Exercise prompt: Render every entry verbatim.

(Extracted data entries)
===

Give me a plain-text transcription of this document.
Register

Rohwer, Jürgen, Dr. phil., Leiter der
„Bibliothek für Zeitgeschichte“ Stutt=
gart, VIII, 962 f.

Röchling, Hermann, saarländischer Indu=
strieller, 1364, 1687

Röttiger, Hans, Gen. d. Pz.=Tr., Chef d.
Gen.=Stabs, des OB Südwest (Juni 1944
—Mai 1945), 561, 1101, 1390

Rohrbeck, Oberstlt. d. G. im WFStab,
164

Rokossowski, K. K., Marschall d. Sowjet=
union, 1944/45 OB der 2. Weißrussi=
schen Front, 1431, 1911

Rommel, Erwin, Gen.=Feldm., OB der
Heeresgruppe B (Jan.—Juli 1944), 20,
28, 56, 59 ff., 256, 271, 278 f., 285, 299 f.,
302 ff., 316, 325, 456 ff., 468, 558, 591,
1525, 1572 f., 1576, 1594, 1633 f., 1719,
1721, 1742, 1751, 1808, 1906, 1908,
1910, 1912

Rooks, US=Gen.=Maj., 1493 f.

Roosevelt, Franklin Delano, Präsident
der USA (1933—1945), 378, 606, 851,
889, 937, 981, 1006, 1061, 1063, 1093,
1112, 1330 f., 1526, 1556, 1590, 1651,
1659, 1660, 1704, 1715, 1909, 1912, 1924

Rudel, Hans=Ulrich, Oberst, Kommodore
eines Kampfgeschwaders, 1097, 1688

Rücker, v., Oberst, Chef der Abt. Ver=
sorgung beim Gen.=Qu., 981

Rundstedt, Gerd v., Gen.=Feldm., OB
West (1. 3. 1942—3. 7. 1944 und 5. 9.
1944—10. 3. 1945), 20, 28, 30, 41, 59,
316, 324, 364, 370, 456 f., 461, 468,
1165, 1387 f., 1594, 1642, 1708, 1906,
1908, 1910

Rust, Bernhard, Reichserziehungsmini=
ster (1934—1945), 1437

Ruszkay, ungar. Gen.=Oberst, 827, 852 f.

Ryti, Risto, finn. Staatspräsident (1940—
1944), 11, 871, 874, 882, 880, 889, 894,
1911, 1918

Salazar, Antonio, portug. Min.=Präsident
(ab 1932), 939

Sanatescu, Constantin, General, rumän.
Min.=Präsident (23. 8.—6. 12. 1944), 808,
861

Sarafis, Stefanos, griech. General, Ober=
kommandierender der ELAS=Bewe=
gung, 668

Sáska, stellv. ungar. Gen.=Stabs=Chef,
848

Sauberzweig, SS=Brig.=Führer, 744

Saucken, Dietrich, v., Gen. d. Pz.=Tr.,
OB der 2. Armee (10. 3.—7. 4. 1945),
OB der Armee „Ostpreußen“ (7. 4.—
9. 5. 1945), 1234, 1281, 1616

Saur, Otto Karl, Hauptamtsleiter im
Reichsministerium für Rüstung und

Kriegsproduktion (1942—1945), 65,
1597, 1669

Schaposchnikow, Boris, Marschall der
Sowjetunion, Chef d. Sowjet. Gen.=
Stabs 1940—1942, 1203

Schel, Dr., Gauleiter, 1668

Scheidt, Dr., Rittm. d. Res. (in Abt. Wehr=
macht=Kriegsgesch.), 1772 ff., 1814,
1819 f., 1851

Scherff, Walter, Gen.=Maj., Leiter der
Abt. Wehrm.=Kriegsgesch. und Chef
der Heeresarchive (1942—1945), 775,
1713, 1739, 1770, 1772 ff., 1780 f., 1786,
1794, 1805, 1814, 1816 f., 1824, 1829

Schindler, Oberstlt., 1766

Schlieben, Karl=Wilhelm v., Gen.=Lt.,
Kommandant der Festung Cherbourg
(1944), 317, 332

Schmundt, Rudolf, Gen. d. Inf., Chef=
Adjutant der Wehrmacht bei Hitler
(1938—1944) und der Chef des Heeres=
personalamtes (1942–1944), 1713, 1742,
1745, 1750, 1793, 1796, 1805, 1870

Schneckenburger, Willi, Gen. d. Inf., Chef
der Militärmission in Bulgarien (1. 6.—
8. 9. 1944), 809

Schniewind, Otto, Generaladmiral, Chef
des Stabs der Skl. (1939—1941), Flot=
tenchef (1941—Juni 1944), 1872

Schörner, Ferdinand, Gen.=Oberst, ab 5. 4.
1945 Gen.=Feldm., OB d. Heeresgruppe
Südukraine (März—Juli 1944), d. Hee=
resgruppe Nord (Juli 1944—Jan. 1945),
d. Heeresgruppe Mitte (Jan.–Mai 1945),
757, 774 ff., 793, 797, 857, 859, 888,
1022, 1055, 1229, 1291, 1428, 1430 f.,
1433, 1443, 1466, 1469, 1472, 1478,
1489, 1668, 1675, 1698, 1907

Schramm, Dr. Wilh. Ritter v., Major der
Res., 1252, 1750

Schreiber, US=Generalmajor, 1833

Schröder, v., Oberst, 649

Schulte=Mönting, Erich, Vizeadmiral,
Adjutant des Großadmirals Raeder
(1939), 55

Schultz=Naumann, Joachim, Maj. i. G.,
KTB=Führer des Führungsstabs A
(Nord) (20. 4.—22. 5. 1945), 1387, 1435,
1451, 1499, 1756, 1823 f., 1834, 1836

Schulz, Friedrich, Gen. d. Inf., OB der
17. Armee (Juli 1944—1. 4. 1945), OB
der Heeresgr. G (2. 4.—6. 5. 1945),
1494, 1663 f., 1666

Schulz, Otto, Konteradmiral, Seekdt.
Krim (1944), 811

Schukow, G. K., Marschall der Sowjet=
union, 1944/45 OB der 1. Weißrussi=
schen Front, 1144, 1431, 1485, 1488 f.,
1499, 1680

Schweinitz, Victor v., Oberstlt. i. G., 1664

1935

===

Correct response:
Give me a plain-text transcription of this document.
Register

Rohwer, Jürgen, Dr. phil., Leiter der
„Bibliothek für Zeitgeschichte“ Stutt=
gart, VIII, 962 f.

Röchling, Hermann, saarländischer Indu=
strieller, 1364, 1687

Röttiger, Hans, Gen. d. Pz.=Tr., Chef d.
Gen.=Stabs, des OB Südwest (Juni 1944
—Mai 1945), 561, 1101, 1390

Rohrbeck, Oberstlt. d. G. im WFStab,
164

Rokossowski, K. K., Marschall d. Sowjet=
union, 1944/45 OB der 2. Weißrussi=
schen Front, 1431, 1911

Rommel, Erwin, Gen.=Feldm., OB der
Heeresgruppe B (Jan.—Juli 1944), 20,
28, 56, 59 ff., 256, 271, 278 f., 285, 299 f.,
302 ff., 316, 325, 456 ff., 468, 558, 591,
1525, 1572 f., 1576, 1594, 1633 f., 1719,
1721, 1742, 1751, 1808, 1906, 1908,
1910, 1912

Rooks, US=Gen.=Maj., 1493 f.

Roosevelt, Franklin Delano, Präsident
der USA (1933—1945), 378, 606, 851,
889, 937, 981, 1006, 1061, 1063, 1093,
1112, 1330 f., 1526, 1556, 1590, 1651,
1659, 1660, 1704, 1715, 1909, 1912, 1924

Rudel, Hans=Ulrich, Oberst, Kommodore
eines Kampfgeschwaders, 1097, 1688

Rücker, v., Oberst, Chef der Abt. Ver=
sorgung beim Gen.=Qu., 981

Rundstedt, Gerd v., Gen.=Feldm., OB
West (1. 3. 1942—3. 7. 1944 und 5. 9.
1944—10. 3. 1945), 20, 28, 30, 41, 59,
316, 324, 364, 370, 456 f., 461, 468,
1165, 1387 f., 1594, 1642, 1708, 1906,
1908, 1910

Rust, Bernhard, Reichserziehungsmini=
ster (1934—1945), 1437

Ruszkay, ungar. Gen.=Oberst, 827, 852 f.

Ryti, Risto, finn. Staatspräsident (1940—
1944), 11, 871, 874, 882, 880, 889, 894,
1911, 1918

Salazar, Antonio, portug. Min.=Präsident
(ab 1932), 939

Sanatescu, Constantin, General, rumän.
Min.=Präsident (23. 8.—6. 12. 1944), 808,
861

Sarafis, Stefanos, griech. General, Ober=
kommandierender der ELAS=Bewe=
gung, 668

Sáska, stellv. ungar. Gen.=Stabs=Chef,
848

Sauberzweig, SS=Brig.=Führer, 744

Saucken, Dietrich, v., Gen. d. Pz.=Tr.,
OB der 2. Armee (10. 3.—7. 4. 1945),
OB der Armee „Ostpreußen“ (7. 4.—
9. 5. 1945), 1234, 1281, 1616

Saur, Otto Karl, Hauptamtsleiter im
Reichsministerium für Rüstung und

Kriegsproduktion (1942—1945), 65,
1597, 1669

Schaposchnikow, Boris, Marschall der
Sowjetunion, Chef d. Sowjet. Gen.=
Stabs 1940—1942, 1203

Schel, Dr., Gauleiter, 1668

Scheidt, Dr., Rittm. d. Res. (in Abt. Wehr=
macht=Kriegsgesch.), 1772 ff., 1814,
1819 f., 1851

Scherff, Walter, Gen.=Maj., Leiter der
Abt. Wehrm.=Kriegsgesch. und Chef
der Heeresarchive (1942—1945), 775,
1713, 1739, 1770, 1772 ff., 1780 f., 1786,
1794, 1805, 1814, 1816 f., 1824, 1829

Schindler, Oberstlt., 1766

Schlieben, Karl=Wilhelm v., Gen.=Lt.,
Kommandant der Festung Cherbourg
(1944), 317, 332

Schmundt, Rudolf, Gen. d. Inf., Chef=
Adjutant der Wehrmacht bei Hitler
(1938—1944) und der Chef des Heeres=
personalamtes (1942–1944), 1713, 1742,
1745, 1750, 1793, 1796, 1805, 1870

Schneckenburger, Willi, Gen. d. Inf., Chef
der Militärmission in Bulgarien (1. 6.—
8. 9. 1944), 809

Schniewind, Otto, Generaladmiral, Chef
des Stabs der Skl. (1939—1941), Flot=
tenchef (1941—Juni 1944), 1872

Schörner, Ferdinand, Gen.=Oberst, ab 5. 4.
1945 Gen.=Feldm., OB d. Heeresgruppe
Südukraine (März—Juli 1944), d. Hee=
resgruppe Nord (Juli 1944—Jan. 1945),
d. Heeresgruppe Mitte (Jan.–Mai 1945),
757, 774 ff., 793, 797, 857, 859, 888,
1022, 1055, 1229, 1291, 1428, 1430 f.,
1433, 1443, 1466, 1469, 1472, 1478,
1489, 1668, 1675, 1698, 1907

Schramm, Dr. Wilh. Ritter v., Major der
Res., 1252, 1750

Schreiber, US=Generalmajor, 1833

Schröder, v., Oberst, 649

Schulte=Mönting, Erich, Vizeadmiral,
Adjutant des Großadmirals Raeder
(1939), 55

Schultz=Naumann, Joachim, Maj. i. G.,
KTB=Führer des Führungsstabs A
(Nord) (20. 4.—22. 5. 1945), 1387, 1435,
1451, 1499, 1756, 1823 f., 1834, 1836

Schulz, Friedrich, Gen. d. Inf., OB der
17. Armee (Juli 1944—1. 4. 1945), OB
der Heeresgr. G (2. 4.—6. 5. 1945),
1494, 1663 f., 1666

Schulz, Otto, Konteradmiral, Seekdt.
Krim (1944), 811

Schukow, G. K., Marschall der Sowjet=
union, 1944/45 OB der 1. Weißrussi=
schen Front, 1144, 1431, 1485, 1488 f.,
1499, 1680

Schweinitz, Victor v., Oberstlt. i. G., 1664

1935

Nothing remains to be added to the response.